:: The exercise ::
Repeat the entire listing exactly.

[Data records]
== == ==
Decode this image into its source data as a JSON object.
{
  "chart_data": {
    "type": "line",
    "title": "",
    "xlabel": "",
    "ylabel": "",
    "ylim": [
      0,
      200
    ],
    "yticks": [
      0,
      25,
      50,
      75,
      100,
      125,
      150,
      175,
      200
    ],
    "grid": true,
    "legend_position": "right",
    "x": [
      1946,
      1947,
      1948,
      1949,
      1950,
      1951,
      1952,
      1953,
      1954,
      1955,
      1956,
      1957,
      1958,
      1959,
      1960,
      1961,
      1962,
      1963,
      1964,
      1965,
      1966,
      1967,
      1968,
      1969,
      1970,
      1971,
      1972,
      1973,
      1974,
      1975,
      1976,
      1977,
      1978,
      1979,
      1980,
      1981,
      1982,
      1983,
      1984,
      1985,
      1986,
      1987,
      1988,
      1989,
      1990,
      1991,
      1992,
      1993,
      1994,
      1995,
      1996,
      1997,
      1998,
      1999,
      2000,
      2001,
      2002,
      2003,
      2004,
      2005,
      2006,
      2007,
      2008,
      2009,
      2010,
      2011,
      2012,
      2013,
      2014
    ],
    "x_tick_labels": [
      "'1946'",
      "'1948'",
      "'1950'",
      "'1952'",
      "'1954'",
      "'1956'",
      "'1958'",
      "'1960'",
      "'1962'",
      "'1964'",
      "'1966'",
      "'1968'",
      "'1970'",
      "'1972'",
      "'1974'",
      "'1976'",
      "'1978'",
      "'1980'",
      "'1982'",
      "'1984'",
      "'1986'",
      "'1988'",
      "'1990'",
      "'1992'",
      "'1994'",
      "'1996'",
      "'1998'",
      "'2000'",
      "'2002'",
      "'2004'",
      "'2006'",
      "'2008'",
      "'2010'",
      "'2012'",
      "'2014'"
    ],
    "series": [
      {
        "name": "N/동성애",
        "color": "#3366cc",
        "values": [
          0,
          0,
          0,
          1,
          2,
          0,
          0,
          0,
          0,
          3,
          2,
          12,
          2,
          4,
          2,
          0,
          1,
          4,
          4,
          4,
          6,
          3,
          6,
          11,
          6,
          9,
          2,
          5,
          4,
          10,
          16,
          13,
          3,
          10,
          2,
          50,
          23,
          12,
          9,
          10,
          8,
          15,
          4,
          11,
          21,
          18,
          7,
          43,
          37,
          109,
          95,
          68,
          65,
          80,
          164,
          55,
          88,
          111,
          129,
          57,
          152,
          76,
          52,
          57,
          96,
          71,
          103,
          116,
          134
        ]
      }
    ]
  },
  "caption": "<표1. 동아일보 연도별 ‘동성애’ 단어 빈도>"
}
== == ==
:: Solution ::
Decode this image into its source data as a JSON object.
{
  "chart_data": {
    "type": "line",
    "title": "",
    "xlabel": "",
    "ylabel": "",
    "ylim": [
      0,
      200
    ],
    "yticks": [
      0,
      25,
      50,
      75,
      100,
      125,
      150,
      175,
      200
    ],
    "grid": true,
    "legend_position": "right",
    "x": [
      1946,
      1947,
      1948,
      1949,
      1950,
      1951,
      1952,
      1953,
      1954,
      1955,
      1956,
      1957,
      1958,
      1959,
      1960,
      1961,
      1962,
      1963,
      1964,
      1965,
      1966,
      1967,
      1968,
      1969,
      1970,
      1971,
      1972,
      1973,
      1974,
      1975,
      1976,
      1977,
      1978,
      1979,
      1980,
      1981,
      1982,
      1983,
      1984,
      1985,
      1986,
      1987,
      1988,
      1989,
      1990,
      1991,
      1992,
      1993,
      1994,
      1995,
      1996,
      1997,
      1998,
      1999,
      2000,
      2001,
      2002,
      2003,
      2004,
      2005,
      2006,
      2007,
      2008,
      2009,
      2010,
      2011,
      2012,
      2013,
      2014
    ],
    "x_tick_labels": [
      "'1946'",
      "'1948'",
      "'1950'",
      "'1952'",
      "'1954'",
      "'1956'",
      "'1958'",
      "'1960'",
      "'1962'",
      "'1964'",
      "'1966'",
      "'1968'",
      "'1970'",
      "'1972'",
      "'1974'",
      "'1976'",
      "'1978'",
      "'1980'",
      "'1982'",
      "'1984'",
      "'1986'",
      "'1988'",
      "'1990'",
      "'1992'",
      "'1994'",
      "'1996'",
      "'1998'",
      "'2000'",
      "'2002'",
      "'2004'",
      "'2006'",
      "'2008'",
      "'2010'",
      "'2012'",
      "'2014'"
    ],
    "series": [
      {
        "name": "N/동성애",
        "color": "#3366cc",
        "values": [
          0,
          0,
          0,
          1,
          2,
          0,
          0,
          0,
          0,
          3,
          2,
          12,
          2,
          4,
          2,
          0,
          1,
          4,
          4,
          4,
          6,
          3,
          6,
          11,
          6,
          9,
          2,
          5,
          4,
          10,
          16,
          13,
          3,
          10,
          2,
          50,
          23,
          12,
          9,
          10,
          8,
          15,
          4,
          11,
          21,
          18,
          7,
          43,
          37,
          109,
          95,
          68,
          65,
          80,
          164,
          55,
          88,
          111,
          129,
          57,
          152,
          76,
          52,
          57,
          96,
          71,
          103,
          116,
          134
        ]
      }
    ]
  },
  "caption": "<표1. 동아일보 연도별 ‘동성애’ 단어 빈도>"
}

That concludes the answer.